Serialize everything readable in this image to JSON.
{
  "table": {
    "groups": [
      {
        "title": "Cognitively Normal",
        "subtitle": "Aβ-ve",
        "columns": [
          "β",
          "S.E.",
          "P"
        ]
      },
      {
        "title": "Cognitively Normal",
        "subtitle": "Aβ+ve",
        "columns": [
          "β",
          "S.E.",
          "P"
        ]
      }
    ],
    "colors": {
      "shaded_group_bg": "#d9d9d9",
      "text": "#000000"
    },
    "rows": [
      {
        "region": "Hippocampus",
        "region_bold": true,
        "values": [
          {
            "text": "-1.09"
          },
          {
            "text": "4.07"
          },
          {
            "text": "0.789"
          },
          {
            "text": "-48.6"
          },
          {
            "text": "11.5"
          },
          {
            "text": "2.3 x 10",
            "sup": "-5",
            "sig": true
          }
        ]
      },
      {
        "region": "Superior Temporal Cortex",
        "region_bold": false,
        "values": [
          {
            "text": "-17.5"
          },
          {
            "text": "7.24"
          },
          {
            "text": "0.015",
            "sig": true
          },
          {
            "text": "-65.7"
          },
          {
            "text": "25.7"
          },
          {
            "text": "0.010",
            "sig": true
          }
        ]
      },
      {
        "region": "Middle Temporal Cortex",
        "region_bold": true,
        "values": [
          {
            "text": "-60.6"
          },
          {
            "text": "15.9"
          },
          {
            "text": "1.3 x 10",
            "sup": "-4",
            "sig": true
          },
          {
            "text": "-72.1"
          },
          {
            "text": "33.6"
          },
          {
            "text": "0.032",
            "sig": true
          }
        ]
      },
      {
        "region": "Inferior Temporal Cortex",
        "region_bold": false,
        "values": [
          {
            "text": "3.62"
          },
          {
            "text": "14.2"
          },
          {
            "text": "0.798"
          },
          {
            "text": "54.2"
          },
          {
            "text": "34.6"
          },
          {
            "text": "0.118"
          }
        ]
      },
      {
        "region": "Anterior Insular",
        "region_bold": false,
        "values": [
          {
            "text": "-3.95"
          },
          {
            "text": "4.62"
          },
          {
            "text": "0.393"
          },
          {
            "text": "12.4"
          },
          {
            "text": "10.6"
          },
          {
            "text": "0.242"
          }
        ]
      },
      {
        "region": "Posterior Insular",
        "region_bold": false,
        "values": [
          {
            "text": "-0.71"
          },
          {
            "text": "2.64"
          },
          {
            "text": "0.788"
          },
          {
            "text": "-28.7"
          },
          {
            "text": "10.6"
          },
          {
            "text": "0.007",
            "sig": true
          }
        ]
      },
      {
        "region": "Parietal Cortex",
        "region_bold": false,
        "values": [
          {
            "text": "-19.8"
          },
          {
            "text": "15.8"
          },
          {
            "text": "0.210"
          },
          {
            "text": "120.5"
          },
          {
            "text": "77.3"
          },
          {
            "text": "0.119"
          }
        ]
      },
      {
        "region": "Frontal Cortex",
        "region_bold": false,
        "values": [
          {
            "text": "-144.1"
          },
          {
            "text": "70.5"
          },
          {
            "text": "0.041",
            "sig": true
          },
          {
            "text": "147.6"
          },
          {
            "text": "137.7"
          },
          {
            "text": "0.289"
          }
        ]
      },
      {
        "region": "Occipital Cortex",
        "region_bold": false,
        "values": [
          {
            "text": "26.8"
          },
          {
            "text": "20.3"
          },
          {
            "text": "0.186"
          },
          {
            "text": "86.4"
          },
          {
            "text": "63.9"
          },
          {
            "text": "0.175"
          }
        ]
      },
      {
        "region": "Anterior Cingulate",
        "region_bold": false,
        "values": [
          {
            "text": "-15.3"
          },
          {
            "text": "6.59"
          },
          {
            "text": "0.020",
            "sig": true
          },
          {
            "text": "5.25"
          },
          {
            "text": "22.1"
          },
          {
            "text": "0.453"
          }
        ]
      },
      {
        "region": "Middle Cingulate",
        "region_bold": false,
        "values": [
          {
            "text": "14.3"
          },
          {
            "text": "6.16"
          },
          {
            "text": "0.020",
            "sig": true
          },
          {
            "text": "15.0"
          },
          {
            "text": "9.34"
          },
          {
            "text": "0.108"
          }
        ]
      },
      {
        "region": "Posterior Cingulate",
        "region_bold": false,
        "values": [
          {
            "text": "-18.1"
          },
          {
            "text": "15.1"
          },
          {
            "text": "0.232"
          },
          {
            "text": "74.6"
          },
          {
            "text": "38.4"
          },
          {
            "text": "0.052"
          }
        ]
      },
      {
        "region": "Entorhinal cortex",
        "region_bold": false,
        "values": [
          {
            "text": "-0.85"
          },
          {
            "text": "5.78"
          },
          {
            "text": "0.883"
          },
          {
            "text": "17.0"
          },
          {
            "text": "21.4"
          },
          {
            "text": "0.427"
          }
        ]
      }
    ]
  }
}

————

Problem to work on: Write the complete data out, exactly as above.

Final result:
Serialize everything readable in this image to JSON.
{
  "table": {
    "groups": [
      {
        "title": "Cognitively Normal",
        "subtitle": "Aβ-ve",
        "columns": [
          "β",
          "S.E.",
          "P"
        ]
      },
      {
        "title": "Cognitively Normal",
        "subtitle": "Aβ+ve",
        "columns": [
          "β",
          "S.E.",
          "P"
        ]
      }
    ],
    "colors": {
      "shaded_group_bg": "#d9d9d9",
      "text": "#000000"
    },
    "rows": [
      {
        "region": "Hippocampus",
        "region_bold": true,
        "values": [
          {
            "text": "-1.09"
          },
          {
            "text": "4.07"
          },
          {
            "text": "0.789"
          },
          {
            "text": "-48.6"
          },
          {
            "text": "11.5"
          },
          {
            "text": "2.3 x 10",
            "sup": "-5",
            "sig": true
          }
        ]
      },
      {
        "region": "Superior Temporal Cortex",
        "region_bold": false,
        "values": [
          {
            "text": "-17.5"
          },
          {
            "text": "7.24"
          },
          {
            "text": "0.015",
            "sig": true
          },
          {
            "text": "-65.7"
          },
          {
            "text": "25.7"
          },
          {
            "text": "0.010",
            "sig": true
          }
        ]
      },
      {
        "region": "Middle Temporal Cortex",
        "region_bold": true,
        "values": [
          {
            "text": "-60.6"
          },
          {
            "text": "15.9"
          },
          {
            "text": "1.3 x 10",
            "sup": "-4",
            "sig": true
          },
          {
            "text": "-72.1"
          },
          {
            "text": "33.6"
          },
          {
            "text": "0.032",
            "sig": true
          }
        ]
      },
      {
        "region": "Inferior Temporal Cortex",
        "region_bold": false,
        "values": [
          {
            "text": "3.62"
          },
          {
            "text": "14.2"
          },
          {
            "text": "0.798"
          },
          {
            "text": "54.2"
          },
          {
            "text": "34.6"
          },
          {
            "text": "0.118"
          }
        ]
      },
      {
        "region": "Anterior Insular",
        "region_bold": false,
        "values": [
          {
            "text": "-3.95"
          },
          {
            "text": "4.62"
          },
          {
            "text": "0.393"
          },
          {
            "text": "12.4"
          },
          {
            "text": "10.6"
          },
          {
            "text": "0.242"
          }
        ]
      },
      {
        "region": "Posterior Insular",
        "region_bold": false,
        "values": [
          {
            "text": "-0.71"
          },
          {
            "text": "2.64"
          },
          {
            "text": "0.788"
          },
          {
            "text": "-28.7"
          },
          {
            "text": "10.6"
          },
          {
            "text": "0.007",
            "sig": true
          }
        ]
      },
      {
        "region": "Parietal Cortex",
        "region_bold": false,
        "values": [
          {
            "text": "-19.8"
          },
          {
            "text": "15.8"
          },
          {
            "text": "0.210"
          },
          {
            "text": "120.5"
          },
          {
            "text": "77.3"
          },
          {
            "text": "0.119"
          }
        ]
      },
      {
        "region": "Frontal Cortex",
        "region_bold": false,
        "values": [
          {
            "text": "-144.1"
          },
          {
            "text": "70.5"
          },
          {
            "text": "0.041",
            "sig": true
          },
          {
            "text": "147.6"
          },
          {
            "text": "137.7"
          },
          {
            "text": "0.289"
          }
        ]
      },
      {
        "region": "Occipital Cortex",
        "region_bold": false,
        "values": [
          {
            "text": "26.8"
          },
          {
            "text": "20.3"
          },
          {
            "text": "0.186"
          },
          {
            "text": "86.4"
          },
          {
            "text": "63.9"
          },
          {
            "text": "0.175"
          }
        ]
      },
      {
        "region": "Anterior Cingulate",
        "region_bold": false,
        "values": [
          {
            "text": "-15.3"
          },
          {
            "text": "6.59"
          },
          {
            "text": "0.020",
            "sig": true
          },
          {
            "text": "5.25"
          },
          {
            "text": "22.1"
          },
          {
            "text": "0.453"
          }
        ]
      },
      {
        "region": "Middle Cingulate",
        "region_bold": false,
        "values": [
          {
            "text": "14.3"
          },
          {
            "text": "6.16"
          },
          {
            "text": "0.020",
            "sig": true
          },
          {
            "text": "15.0"
          },
          {
            "text": "9.34"
          },
          {
            "text": "0.108"
          }
        ]
      },
      {
        "region": "Posterior Cingulate",
        "region_bold": false,
        "values": [
          {
            "text": "-18.1"
          },
          {
            "text": "15.1"
          },
          {
            "text": "0.232"
          },
          {
            "text": "74.6"
          },
          {
            "text": "38.4"
          },
          {
            "text": "0.052"
          }
        ]
      },
      {
        "region": "Entorhinal cortex",
        "region_bold": false,
        "values": [
          {
            "text": "-0.85"
          },
          {
            "text": "5.78"
          },
          {
            "text": "0.883"
          },
          {
            "text": "17.0"
          },
          {
            "text": "21.4"
          },
          {
            "text": "0.427"
          }
        ]
      }
    ]
  }
}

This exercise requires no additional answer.